Written request 1: From the interview excerpt, reproduce everything from "Maddow: John the" down to "with everyone else.".
Written request 2: In the interview excerpt, what is the profession of the character Donna Monitor?

Text block:
Zimet: Ellen created this character, Donna Monitor, a real estate agent in the third episode and then Lisa wrote her into the first episode. We were trying not only to pick up on the characters but on recurring phrases or physical gesture in different contexts.

Maddow: I took verbatim two pages of Lisa’s text and gave them to different characters in my episode. There were a lot of rules and procedures, some of which we regret.

Rail: Are the “commercials” recognizable as commercials?

Zimet: They are recognizable as interludes because there is an explosion of song and dance, or a breakout into a completely different style. Country Western songs, A Bollywood number, cooking shows.

Maddow: John the Butler has a cooking show. He tends to like to eat things that are very dry or painful to eat. His whole life is like that. He sleeps on a very hard bed. There is a Busby Berkely number in episode seven where everyone is in pajamas and falls in love with everyone else.

Rail: There’s a strong connection to melodrama.

Zimet: Yes, well the acting style is not like TV. I think its closer to melodrama but it‘s not as large, except in certain moments. There are certainly a lot of similar plot elements that TV shares with melodrama and we wanted to transfer that structure back to live theatre.

Maddow: I think that’s part of what the exploration is actually. What we are doing right now in rehearsal. What is that style of acting that we are sort of inventing to fit the material.

Provided information:
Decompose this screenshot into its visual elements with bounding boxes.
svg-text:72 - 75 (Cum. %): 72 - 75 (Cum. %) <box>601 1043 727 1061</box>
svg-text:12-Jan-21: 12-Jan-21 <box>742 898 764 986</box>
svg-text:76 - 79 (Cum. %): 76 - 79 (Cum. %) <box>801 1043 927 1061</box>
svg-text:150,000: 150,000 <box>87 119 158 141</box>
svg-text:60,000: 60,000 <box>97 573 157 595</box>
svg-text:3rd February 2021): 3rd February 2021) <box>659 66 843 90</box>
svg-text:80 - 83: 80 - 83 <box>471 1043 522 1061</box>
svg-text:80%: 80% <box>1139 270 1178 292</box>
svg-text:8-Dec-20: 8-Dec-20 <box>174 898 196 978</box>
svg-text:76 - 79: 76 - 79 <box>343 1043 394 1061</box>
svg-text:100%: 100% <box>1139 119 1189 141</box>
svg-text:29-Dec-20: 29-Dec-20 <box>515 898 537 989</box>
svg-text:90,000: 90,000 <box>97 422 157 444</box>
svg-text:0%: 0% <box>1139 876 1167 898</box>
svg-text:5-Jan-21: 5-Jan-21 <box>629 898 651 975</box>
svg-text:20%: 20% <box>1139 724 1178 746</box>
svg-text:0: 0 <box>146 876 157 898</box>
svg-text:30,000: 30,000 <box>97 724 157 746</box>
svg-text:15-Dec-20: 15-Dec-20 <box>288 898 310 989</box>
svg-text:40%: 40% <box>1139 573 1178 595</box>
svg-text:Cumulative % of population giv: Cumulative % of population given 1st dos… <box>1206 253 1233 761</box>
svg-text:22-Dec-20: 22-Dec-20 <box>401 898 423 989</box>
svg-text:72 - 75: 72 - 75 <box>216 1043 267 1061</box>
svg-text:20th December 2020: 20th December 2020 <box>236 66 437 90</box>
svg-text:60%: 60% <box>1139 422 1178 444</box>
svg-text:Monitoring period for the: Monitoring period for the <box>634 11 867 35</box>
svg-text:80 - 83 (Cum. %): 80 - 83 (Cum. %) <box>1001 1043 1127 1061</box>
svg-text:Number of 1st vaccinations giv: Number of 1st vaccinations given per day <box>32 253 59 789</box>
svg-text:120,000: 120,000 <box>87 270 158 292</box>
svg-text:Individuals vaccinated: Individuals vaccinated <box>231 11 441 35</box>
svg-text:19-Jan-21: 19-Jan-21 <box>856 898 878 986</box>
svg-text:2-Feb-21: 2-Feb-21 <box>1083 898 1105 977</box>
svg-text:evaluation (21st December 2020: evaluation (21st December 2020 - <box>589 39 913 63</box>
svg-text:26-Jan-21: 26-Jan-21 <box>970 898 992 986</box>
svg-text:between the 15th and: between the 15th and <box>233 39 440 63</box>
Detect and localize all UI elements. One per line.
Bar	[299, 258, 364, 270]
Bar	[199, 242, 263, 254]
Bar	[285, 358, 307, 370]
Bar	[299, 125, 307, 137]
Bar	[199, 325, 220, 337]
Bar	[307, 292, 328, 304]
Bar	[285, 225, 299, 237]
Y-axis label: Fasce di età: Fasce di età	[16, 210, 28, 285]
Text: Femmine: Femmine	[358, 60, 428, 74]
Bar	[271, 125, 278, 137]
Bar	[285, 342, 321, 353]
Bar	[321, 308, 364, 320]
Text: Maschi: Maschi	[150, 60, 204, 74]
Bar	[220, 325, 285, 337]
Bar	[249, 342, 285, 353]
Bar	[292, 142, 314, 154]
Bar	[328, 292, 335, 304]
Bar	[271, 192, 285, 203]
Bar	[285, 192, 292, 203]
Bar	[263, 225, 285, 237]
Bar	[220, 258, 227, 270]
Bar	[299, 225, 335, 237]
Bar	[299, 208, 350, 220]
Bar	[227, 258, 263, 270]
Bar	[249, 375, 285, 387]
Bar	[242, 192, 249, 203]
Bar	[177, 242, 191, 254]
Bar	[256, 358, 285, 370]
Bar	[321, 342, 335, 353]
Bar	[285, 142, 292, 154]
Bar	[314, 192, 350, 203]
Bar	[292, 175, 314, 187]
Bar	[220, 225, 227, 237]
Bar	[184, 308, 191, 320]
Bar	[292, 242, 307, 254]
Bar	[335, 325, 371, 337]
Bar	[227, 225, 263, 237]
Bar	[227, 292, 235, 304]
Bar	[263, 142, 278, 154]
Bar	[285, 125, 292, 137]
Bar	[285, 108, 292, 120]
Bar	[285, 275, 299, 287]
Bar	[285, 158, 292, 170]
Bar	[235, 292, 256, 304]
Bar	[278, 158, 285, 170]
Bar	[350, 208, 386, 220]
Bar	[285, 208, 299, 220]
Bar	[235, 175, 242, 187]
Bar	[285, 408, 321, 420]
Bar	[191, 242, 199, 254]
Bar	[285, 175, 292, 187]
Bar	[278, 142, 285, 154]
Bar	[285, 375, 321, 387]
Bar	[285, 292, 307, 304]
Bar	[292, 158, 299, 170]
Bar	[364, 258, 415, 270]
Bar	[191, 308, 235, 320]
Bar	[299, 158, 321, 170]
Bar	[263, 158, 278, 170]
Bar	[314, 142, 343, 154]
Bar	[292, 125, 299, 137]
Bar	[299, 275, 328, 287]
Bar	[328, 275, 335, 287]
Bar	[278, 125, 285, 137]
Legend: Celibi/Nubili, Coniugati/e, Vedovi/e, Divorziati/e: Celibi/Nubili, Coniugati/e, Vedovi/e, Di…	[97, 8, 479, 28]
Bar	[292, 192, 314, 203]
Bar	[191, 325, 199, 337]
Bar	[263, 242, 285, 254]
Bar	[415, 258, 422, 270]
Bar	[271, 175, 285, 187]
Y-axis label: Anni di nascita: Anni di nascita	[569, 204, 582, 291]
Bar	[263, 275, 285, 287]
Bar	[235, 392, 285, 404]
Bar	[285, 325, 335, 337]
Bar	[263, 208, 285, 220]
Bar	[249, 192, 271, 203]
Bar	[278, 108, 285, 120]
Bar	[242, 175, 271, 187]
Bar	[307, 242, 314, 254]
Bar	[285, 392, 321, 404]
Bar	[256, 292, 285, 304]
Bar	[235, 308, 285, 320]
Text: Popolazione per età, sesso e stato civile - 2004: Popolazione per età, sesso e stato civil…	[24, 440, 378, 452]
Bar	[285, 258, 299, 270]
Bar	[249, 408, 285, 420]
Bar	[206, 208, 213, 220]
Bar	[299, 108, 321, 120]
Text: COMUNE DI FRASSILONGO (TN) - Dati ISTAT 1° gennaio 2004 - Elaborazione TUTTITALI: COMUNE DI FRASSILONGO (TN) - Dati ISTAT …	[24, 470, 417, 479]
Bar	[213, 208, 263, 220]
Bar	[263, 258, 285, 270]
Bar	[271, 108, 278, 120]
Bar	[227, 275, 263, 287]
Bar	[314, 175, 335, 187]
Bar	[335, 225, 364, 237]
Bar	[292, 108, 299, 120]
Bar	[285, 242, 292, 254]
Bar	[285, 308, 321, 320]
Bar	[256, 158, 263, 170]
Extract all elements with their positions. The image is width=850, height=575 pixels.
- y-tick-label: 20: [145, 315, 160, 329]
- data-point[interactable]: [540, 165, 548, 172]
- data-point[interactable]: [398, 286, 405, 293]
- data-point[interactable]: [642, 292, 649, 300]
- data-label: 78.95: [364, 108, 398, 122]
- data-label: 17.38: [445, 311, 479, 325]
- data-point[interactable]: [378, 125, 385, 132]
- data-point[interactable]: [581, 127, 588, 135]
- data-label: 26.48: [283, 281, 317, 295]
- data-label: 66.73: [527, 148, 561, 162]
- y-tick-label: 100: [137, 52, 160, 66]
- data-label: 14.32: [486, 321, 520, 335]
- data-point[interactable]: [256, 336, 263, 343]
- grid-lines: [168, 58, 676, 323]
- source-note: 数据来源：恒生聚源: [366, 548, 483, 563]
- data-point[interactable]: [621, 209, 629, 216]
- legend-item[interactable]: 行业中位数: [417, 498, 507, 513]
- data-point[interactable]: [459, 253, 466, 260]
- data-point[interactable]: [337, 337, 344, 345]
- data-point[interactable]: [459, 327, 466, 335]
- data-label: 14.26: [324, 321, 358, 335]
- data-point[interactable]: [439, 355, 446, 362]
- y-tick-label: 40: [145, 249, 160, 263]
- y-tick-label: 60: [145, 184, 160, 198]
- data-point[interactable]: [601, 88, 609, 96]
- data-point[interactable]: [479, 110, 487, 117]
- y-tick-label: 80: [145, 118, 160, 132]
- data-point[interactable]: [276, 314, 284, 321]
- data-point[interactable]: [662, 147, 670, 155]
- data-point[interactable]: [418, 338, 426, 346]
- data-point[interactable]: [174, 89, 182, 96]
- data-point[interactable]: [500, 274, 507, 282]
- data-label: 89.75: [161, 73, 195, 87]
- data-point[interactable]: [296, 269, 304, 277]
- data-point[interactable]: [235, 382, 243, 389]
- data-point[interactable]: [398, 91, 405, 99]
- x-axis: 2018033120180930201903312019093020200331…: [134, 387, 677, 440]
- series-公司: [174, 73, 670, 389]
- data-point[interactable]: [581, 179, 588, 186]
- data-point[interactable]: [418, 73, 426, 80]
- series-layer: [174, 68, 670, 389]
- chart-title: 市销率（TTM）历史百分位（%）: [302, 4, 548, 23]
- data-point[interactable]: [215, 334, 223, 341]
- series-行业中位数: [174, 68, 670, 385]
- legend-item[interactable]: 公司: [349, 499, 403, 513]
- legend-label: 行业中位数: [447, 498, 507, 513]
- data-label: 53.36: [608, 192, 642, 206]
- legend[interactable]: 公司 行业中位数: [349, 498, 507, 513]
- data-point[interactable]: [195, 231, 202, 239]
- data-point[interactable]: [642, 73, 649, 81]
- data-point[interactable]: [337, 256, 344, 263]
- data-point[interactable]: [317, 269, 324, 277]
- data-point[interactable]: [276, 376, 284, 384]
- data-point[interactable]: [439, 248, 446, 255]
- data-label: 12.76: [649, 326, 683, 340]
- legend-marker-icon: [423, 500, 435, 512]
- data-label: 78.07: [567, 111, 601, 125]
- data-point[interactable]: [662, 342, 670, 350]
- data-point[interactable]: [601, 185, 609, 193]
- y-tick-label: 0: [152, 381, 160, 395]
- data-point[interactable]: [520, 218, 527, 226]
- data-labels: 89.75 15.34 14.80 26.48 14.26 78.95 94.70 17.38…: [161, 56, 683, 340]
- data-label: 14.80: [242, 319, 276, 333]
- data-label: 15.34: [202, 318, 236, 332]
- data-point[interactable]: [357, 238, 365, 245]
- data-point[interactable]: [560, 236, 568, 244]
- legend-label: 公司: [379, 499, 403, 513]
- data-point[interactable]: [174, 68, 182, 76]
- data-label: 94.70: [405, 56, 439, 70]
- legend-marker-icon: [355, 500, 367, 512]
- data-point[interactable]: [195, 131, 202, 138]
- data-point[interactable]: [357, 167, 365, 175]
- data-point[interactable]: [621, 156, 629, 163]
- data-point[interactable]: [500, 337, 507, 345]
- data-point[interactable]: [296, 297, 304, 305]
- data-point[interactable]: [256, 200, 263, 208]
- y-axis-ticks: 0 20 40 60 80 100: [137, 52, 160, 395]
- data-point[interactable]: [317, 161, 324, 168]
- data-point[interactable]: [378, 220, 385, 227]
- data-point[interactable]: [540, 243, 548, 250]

Written response 1:
Maddow: John the Butler has a cooking show. He tends to like to eat things that are very dry or painful to eat. His whole life is like that. He sleeps on a very hard bed. There is a Busby Berkely number in episode seven where everyone is in pajamas and falls in love with everyone else.

Written response 2: She is a real estate agent.